• _Input records_
┌──

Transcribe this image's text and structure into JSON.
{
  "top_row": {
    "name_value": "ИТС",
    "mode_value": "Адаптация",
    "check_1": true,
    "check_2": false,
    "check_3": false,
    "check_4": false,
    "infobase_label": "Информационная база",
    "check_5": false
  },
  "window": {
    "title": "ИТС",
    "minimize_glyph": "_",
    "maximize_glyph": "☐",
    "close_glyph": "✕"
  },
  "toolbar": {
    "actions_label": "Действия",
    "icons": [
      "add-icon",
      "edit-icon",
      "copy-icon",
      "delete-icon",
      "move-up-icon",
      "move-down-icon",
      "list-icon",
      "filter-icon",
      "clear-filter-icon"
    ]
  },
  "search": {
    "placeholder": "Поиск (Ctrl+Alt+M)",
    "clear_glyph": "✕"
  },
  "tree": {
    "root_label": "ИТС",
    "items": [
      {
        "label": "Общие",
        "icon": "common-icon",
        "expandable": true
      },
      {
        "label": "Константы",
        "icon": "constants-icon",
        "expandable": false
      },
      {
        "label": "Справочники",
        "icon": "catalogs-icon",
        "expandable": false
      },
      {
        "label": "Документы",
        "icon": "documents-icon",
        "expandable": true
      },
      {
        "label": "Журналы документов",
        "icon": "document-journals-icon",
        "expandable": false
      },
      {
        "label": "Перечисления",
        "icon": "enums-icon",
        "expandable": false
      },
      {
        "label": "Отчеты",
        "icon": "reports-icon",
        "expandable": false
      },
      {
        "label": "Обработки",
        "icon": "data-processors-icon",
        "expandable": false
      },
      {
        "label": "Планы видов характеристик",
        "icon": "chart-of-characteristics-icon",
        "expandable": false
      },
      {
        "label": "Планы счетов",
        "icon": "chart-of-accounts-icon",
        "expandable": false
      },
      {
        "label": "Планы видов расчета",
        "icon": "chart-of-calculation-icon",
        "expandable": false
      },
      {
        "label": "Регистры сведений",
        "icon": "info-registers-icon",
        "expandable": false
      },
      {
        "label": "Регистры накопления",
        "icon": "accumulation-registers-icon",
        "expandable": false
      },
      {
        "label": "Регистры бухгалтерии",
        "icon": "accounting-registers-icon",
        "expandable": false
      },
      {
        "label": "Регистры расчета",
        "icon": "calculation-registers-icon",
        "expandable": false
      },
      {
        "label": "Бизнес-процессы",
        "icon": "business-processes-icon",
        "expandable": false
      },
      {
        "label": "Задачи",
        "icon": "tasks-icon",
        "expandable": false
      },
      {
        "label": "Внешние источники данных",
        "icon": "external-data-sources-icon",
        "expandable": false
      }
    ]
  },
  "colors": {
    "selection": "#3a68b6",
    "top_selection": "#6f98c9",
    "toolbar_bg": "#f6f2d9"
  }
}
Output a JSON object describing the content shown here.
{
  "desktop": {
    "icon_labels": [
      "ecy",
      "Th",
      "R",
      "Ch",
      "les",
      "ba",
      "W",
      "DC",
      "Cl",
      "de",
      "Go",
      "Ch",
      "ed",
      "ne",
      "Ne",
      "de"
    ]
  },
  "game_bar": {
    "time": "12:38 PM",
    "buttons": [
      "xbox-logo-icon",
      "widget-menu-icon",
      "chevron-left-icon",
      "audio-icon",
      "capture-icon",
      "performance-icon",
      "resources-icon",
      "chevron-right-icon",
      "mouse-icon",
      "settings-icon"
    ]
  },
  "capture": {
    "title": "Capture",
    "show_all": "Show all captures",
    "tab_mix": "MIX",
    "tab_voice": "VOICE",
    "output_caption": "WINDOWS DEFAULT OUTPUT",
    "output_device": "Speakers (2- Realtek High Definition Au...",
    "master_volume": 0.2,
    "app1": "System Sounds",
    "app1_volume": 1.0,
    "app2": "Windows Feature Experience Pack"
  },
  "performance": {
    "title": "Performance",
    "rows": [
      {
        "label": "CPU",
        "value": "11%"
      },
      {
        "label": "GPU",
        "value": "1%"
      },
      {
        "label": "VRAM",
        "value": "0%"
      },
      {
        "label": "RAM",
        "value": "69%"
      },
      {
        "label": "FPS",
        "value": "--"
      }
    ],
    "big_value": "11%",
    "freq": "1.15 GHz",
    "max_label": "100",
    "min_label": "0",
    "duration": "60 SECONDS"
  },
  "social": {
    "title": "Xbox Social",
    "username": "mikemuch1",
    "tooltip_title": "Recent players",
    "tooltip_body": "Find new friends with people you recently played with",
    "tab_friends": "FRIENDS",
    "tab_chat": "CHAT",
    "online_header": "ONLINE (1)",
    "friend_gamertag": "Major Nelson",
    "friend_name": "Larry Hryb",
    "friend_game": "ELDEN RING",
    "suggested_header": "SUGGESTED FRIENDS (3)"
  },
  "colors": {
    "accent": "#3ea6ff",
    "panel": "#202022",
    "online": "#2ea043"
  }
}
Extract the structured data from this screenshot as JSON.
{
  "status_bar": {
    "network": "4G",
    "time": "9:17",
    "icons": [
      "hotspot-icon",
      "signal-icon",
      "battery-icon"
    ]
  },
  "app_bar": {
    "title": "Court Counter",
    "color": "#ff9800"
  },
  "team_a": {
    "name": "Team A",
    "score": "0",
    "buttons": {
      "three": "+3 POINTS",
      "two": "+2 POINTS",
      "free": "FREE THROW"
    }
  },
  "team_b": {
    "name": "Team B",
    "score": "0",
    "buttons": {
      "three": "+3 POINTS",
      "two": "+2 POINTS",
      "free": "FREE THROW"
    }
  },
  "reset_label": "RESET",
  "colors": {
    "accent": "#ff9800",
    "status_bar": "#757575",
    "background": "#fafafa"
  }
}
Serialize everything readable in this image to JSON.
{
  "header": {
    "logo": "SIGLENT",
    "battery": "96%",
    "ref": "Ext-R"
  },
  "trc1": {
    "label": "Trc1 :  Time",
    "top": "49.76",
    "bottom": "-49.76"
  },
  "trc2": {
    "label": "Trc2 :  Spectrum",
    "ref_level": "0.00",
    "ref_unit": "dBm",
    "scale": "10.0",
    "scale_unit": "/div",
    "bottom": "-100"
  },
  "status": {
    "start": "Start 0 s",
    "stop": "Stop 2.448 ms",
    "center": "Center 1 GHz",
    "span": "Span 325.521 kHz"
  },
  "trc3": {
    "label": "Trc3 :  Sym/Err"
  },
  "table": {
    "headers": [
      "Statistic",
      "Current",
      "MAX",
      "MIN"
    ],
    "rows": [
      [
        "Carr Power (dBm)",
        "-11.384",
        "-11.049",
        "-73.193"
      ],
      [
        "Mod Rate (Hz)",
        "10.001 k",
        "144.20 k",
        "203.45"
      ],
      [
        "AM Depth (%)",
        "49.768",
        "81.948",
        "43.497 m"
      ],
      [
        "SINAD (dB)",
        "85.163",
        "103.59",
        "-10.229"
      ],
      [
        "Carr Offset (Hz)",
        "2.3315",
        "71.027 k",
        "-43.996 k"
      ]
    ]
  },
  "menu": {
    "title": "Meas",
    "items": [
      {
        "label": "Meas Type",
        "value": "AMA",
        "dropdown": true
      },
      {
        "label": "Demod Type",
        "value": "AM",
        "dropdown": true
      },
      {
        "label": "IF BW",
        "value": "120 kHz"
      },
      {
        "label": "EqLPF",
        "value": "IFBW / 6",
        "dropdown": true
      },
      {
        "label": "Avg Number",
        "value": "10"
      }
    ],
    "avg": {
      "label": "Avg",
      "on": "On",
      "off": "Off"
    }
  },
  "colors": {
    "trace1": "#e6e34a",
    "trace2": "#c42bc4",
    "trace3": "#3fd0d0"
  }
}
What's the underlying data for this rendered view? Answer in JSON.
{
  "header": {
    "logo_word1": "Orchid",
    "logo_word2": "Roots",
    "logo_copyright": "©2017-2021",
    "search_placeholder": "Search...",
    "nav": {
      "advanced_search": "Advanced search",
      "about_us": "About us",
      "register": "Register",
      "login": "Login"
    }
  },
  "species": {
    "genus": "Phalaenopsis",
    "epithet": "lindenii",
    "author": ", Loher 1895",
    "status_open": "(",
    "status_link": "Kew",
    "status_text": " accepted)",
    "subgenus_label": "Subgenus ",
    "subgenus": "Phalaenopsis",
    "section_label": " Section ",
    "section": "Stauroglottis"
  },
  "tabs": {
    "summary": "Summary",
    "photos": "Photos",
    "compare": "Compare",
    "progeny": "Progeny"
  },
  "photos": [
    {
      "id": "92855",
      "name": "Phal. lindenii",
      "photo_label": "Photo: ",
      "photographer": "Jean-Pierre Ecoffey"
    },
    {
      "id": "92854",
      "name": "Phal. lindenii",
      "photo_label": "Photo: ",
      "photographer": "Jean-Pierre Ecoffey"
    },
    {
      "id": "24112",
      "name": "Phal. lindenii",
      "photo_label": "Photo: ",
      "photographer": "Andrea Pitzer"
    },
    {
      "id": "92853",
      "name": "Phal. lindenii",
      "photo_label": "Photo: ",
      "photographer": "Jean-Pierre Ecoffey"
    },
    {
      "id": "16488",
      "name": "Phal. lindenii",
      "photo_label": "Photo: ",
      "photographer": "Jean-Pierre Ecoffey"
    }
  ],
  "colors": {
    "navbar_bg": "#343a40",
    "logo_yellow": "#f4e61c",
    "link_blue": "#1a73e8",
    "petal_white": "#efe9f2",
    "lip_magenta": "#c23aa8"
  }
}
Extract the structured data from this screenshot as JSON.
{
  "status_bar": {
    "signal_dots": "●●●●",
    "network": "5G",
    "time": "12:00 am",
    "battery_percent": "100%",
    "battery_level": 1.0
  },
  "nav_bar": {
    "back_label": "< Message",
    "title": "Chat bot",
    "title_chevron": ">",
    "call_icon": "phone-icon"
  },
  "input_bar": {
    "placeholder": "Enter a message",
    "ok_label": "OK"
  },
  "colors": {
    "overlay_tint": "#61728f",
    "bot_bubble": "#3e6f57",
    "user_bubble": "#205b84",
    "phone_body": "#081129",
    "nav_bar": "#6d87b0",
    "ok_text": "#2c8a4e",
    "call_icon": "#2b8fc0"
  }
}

└──

Pick out and copy every line that contains the word "data".

        "icon": "data-processors-icon",
        "icon": "external-data-sources-icon",
Extract the structured data from this screenshot as JSON.
What's the underlying data for this rendered view? Answer in JSON.
Extract the structured data from this screenshot as JSON.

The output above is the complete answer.